EXERCISE DIRECTIONS: Restate the whole of the material. Keep every word, and drop the pictures.

———

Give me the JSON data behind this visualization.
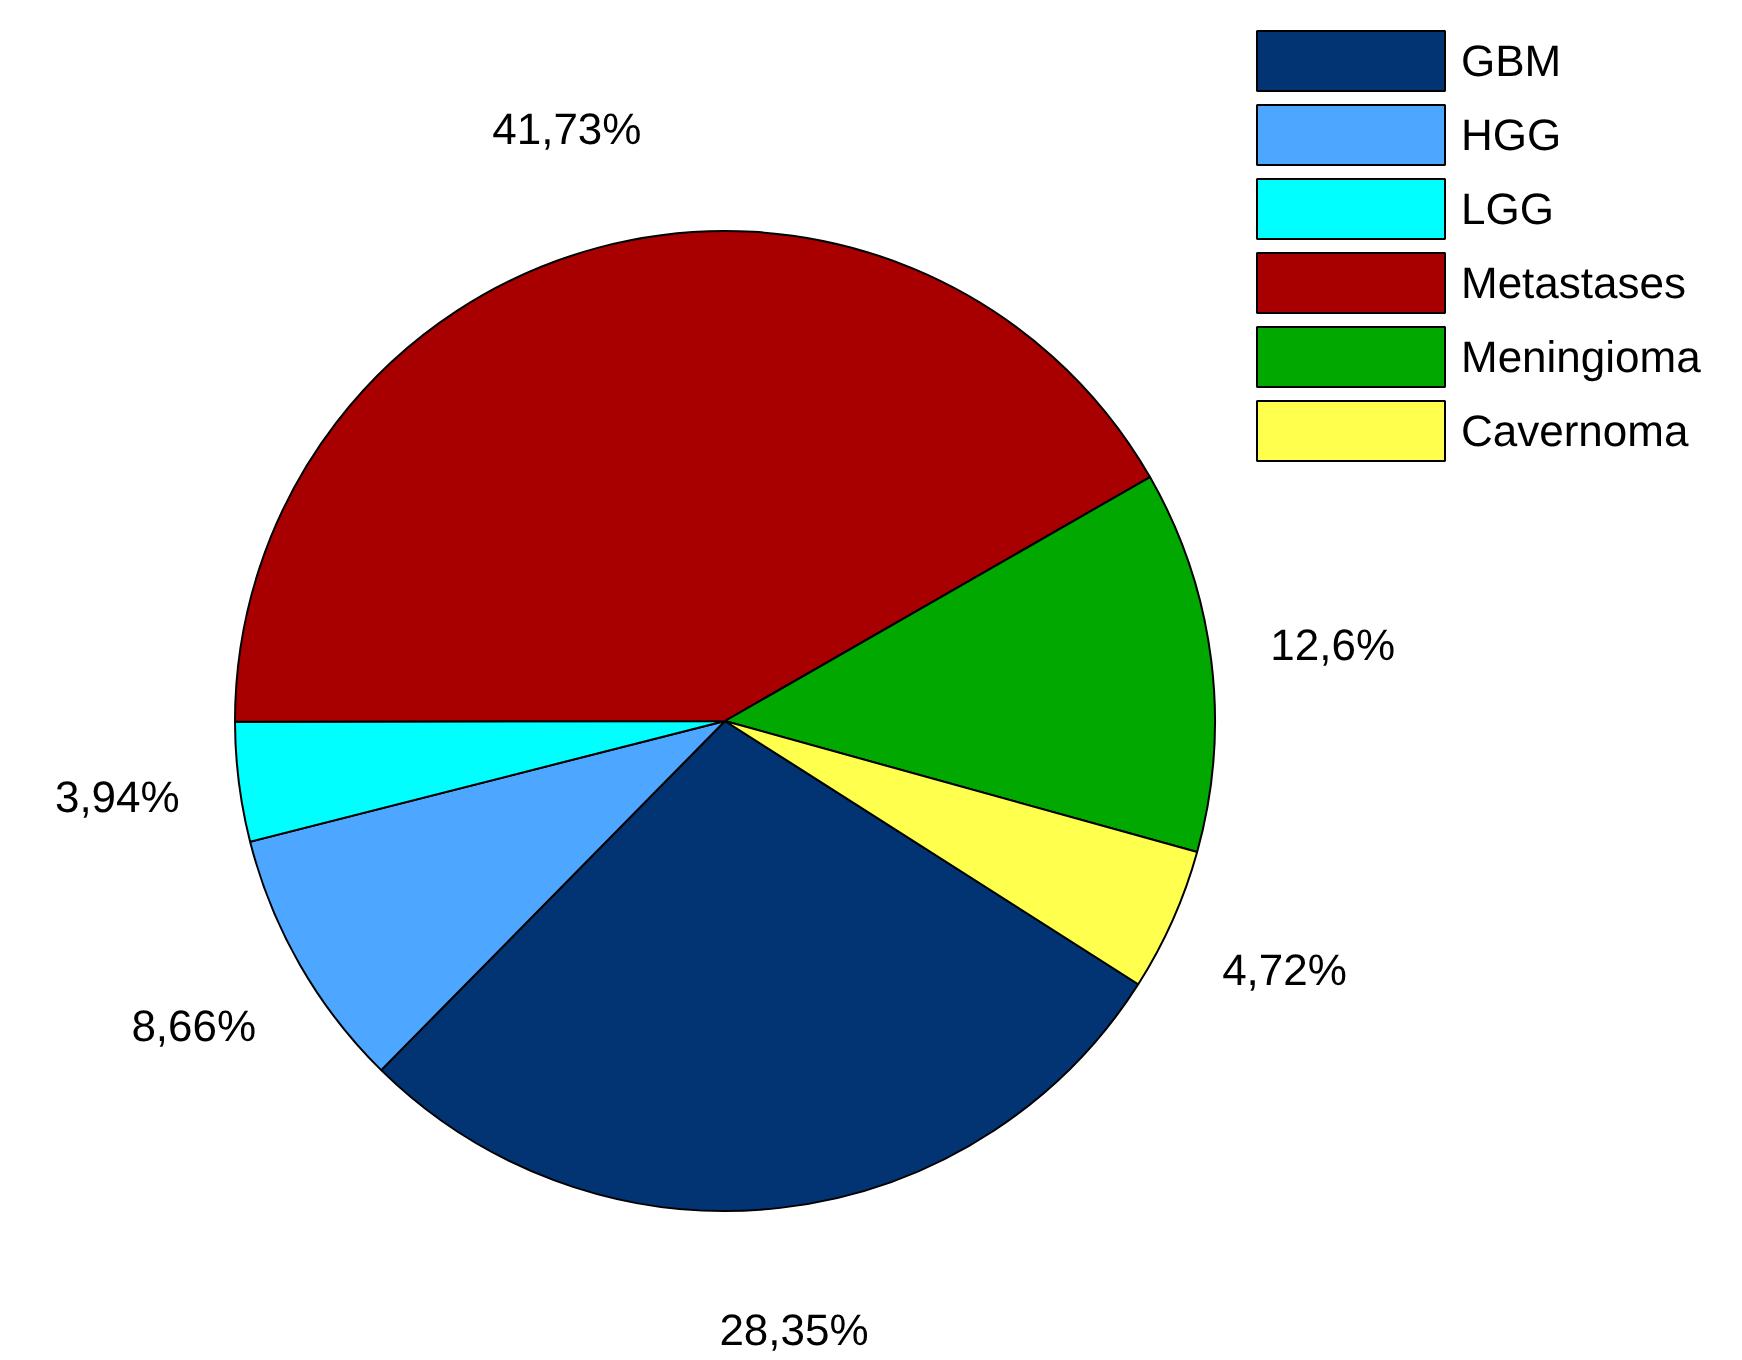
{
  "chart_data": {
    "type": "pie",
    "categories": [
      "GBM",
      "HGG",
      "LGG",
      "Metastases",
      "Meningioma",
      "Cavernoma"
    ],
    "values": [
      28.35,
      8.66,
      3.94,
      41.73,
      12.6,
      4.72
    ],
    "colors": [
      "#023474",
      "#4da6ff",
      "#00ffff",
      "#a80000",
      "#00a800",
      "#ffff4d"
    ],
    "value_labels": [
      "28,35%",
      "8,66%",
      "3,94%",
      "41,73%",
      "12,6%",
      "4,72%"
    ],
    "legend": "top right"
  }
}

———

TASK OUTPUT:
Give me the JSON data behind this visualization.
{
  "chart_data": {
    "type": "pie",
    "categories": [
      "GBM",
      "HGG",
      "LGG",
      "Metastases",
      "Meningioma",
      "Cavernoma"
    ],
    "values": [
      28.35,
      8.66,
      3.94,
      41.73,
      12.6,
      4.72
    ],
    "colors": [
      "#023474",
      "#4da6ff",
      "#00ffff",
      "#a80000",
      "#00a800",
      "#ffff4d"
    ],
    "value_labels": [
      "28,35%",
      "8,66%",
      "3,94%",
      "41,73%",
      "12,6%",
      "4,72%"
    ],
    "legend": "top right"
  }
}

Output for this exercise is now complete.